▶ _Task statement_:
Each record is to be transcribed exactly.

----------------

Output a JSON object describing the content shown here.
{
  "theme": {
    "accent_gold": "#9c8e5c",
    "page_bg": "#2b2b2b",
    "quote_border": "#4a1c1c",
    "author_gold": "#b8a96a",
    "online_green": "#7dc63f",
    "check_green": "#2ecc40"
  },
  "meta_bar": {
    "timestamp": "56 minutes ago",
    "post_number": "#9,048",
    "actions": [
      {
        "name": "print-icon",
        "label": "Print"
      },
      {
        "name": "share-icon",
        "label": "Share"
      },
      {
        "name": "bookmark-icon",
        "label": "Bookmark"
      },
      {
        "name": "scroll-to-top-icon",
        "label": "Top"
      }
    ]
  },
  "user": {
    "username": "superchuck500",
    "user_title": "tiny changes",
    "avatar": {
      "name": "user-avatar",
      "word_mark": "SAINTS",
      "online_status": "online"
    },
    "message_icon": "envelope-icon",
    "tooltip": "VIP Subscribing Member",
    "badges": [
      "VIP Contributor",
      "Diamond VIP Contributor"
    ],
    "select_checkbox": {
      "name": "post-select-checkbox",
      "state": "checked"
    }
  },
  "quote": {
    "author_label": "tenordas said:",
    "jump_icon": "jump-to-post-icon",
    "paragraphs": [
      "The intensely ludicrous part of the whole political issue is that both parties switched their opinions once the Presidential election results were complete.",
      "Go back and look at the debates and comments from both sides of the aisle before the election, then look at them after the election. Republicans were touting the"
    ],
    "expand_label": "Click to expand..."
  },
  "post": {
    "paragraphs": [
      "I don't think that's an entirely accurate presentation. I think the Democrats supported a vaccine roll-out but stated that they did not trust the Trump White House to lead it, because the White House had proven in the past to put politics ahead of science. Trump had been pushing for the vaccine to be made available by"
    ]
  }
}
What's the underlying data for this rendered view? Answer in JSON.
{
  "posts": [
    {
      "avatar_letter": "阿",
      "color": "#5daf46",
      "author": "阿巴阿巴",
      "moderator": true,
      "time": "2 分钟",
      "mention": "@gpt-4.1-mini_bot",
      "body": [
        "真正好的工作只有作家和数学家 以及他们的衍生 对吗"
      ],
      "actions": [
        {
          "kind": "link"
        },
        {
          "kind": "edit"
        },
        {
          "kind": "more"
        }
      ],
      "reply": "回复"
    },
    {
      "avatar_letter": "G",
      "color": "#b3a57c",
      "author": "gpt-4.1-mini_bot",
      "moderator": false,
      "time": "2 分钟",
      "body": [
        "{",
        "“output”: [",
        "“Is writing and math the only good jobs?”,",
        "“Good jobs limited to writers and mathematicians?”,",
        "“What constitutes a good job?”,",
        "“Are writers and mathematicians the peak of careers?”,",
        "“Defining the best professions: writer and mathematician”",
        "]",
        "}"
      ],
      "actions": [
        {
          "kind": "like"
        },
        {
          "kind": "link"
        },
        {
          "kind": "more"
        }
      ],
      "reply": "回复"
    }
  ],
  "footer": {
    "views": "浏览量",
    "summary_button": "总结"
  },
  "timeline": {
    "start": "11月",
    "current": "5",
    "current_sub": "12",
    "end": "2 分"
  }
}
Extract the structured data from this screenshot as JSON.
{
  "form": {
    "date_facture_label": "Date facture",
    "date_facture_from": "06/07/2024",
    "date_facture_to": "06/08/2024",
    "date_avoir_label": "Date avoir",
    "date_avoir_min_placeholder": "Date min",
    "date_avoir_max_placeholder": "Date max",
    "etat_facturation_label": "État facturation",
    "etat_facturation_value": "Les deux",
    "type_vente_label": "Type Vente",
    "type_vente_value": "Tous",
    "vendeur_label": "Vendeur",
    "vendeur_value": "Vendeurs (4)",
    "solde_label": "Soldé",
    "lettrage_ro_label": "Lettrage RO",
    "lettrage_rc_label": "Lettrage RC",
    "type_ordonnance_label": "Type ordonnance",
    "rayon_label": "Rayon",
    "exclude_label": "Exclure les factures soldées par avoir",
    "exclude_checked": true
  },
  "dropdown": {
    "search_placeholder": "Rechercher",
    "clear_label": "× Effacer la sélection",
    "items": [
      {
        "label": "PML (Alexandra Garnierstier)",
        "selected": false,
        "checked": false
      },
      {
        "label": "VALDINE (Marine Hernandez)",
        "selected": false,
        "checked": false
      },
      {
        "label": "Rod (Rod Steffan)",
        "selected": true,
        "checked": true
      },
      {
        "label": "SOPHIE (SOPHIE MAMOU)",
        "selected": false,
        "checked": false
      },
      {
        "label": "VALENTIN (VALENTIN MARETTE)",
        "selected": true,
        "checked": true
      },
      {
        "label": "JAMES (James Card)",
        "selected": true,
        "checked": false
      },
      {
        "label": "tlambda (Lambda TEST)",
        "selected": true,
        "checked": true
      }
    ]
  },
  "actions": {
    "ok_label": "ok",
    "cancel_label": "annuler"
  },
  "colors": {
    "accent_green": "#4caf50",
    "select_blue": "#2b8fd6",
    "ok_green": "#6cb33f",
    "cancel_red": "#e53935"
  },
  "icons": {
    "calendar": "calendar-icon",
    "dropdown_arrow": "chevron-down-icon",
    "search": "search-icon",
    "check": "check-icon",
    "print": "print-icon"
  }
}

----------------

▶ _Output_:
Output a JSON object describing the content shown here.
{
  "theme": {
    "accent_gold": "#9c8e5c",
    "page_bg": "#2b2b2b",
    "quote_border": "#4a1c1c",
    "author_gold": "#b8a96a",
    "online_green": "#7dc63f",
    "check_green": "#2ecc40"
  },
  "meta_bar": {
    "timestamp": "56 minutes ago",
    "post_number": "#9,048",
    "actions": [
      {
        "name": "print-icon",
        "label": "Print"
      },
      {
        "name": "share-icon",
        "label": "Share"
      },
      {
        "name": "bookmark-icon",
        "label": "Bookmark"
      },
      {
        "name": "scroll-to-top-icon",
        "label": "Top"
      }
    ]
  },
  "user": {
    "username": "superchuck500",
    "user_title": "tiny changes",
    "avatar": {
      "name": "user-avatar",
      "word_mark": "SAINTS",
      "online_status": "online"
    },
    "message_icon": "envelope-icon",
    "tooltip": "VIP Subscribing Member",
    "badges": [
      "VIP Contributor",
      "Diamond VIP Contributor"
    ],
    "select_checkbox": {
      "name": "post-select-checkbox",
      "state": "checked"
    }
  },
  "quote": {
    "author_label": "tenordas said:",
    "jump_icon": "jump-to-post-icon",
    "paragraphs": [
      "The intensely ludicrous part of the whole political issue is that both parties switched their opinions once the Presidential election results were complete.",
      "Go back and look at the debates and comments from both sides of the aisle before the election, then look at them after the election. Republicans were touting the"
    ],
    "expand_label": "Click to expand..."
  },
  "post": {
    "paragraphs": [
      "I don't think that's an entirely accurate presentation. I think the Democrats supported a vaccine roll-out but stated that they did not trust the Trump White House to lead it, because the White House had proven in the past to put politics ahead of science. Trump had been pushing for the vaccine to be made available by"
    ]
  }
}
What's the underlying data for this rendered view? Answer in JSON.
{
  "posts": [
    {
      "avatar_letter": "阿",
      "color": "#5daf46",
      "author": "阿巴阿巴",
      "moderator": true,
      "time": "2 分钟",
      "mention": "@gpt-4.1-mini_bot",
      "body": [
        "真正好的工作只有作家和数学家 以及他们的衍生 对吗"
      ],
      "actions": [
        {
          "kind": "link"
        },
        {
          "kind": "edit"
        },
        {
          "kind": "more"
        }
      ],
      "reply": "回复"
    },
    {
      "avatar_letter": "G",
      "color": "#b3a57c",
      "author": "gpt-4.1-mini_bot",
      "moderator": false,
      "time": "2 分钟",
      "body": [
        "{",
        "“output”: [",
        "“Is writing and math the only good jobs?”,",
        "“Good jobs limited to writers and mathematicians?”,",
        "“What constitutes a good job?”,",
        "“Are writers and mathematicians the peak of careers?”,",
        "“Defining the best professions: writer and mathematician”",
        "]",
        "}"
      ],
      "actions": [
        {
          "kind": "like"
        },
        {
          "kind": "link"
        },
        {
          "kind": "more"
        }
      ],
      "reply": "回复"
    }
  ],
  "footer": {
    "views": "浏览量",
    "summary_button": "总结"
  },
  "timeline": {
    "start": "11月",
    "current": "5",
    "current_sub": "12",
    "end": "2 分"
  }
}
Extract the structured data from this screenshot as JSON.
{
  "form": {
    "date_facture_label": "Date facture",
    "date_facture_from": "06/07/2024",
    "date_facture_to": "06/08/2024",
    "date_avoir_label": "Date avoir",
    "date_avoir_min_placeholder": "Date min",
    "date_avoir_max_placeholder": "Date max",
    "etat_facturation_label": "État facturation",
    "etat_facturation_value": "Les deux",
    "type_vente_label": "Type Vente",
    "type_vente_value": "Tous",
    "vendeur_label": "Vendeur",
    "vendeur_value": "Vendeurs (4)",
    "solde_label": "Soldé",
    "lettrage_ro_label": "Lettrage RO",
    "lettrage_rc_label": "Lettrage RC",
    "type_ordonnance_label": "Type ordonnance",
    "rayon_label": "Rayon",
    "exclude_label": "Exclure les factures soldées par avoir",
    "exclude_checked": true
  },
  "dropdown": {
    "search_placeholder": "Rechercher",
    "clear_label": "× Effacer la sélection",
    "items": [
      {
        "label": "PML (Alexandra Garnierstier)",
        "selected": false,
        "checked": false
      },
      {
        "label": "VALDINE (Marine Hernandez)",
        "selected": false,
        "checked": false
      },
      {
        "label": "Rod (Rod Steffan)",
        "selected": true,
        "checked": true
      },
      {
        "label": "SOPHIE (SOPHIE MAMOU)",
        "selected": false,
        "checked": false
      },
      {
        "label": "VALENTIN (VALENTIN MARETTE)",
        "selected": true,
        "checked": true
      },
      {
        "label": "JAMES (James Card)",
        "selected": true,
        "checked": false
      },
      {
        "label": "tlambda (Lambda TEST)",
        "selected": true,
        "checked": true
      }
    ]
  },
  "actions": {
    "ok_label": "ok",
    "cancel_label": "annuler"
  },
  "colors": {
    "accent_green": "#4caf50",
    "select_blue": "#2b8fd6",
    "ok_green": "#6cb33f",
    "cancel_red": "#e53935"
  },
  "icons": {
    "calendar": "calendar-icon",
    "dropdown_arrow": "chevron-down-icon",
    "search": "search-icon",
    "check": "check-icon",
    "print": "print-icon"
  }
}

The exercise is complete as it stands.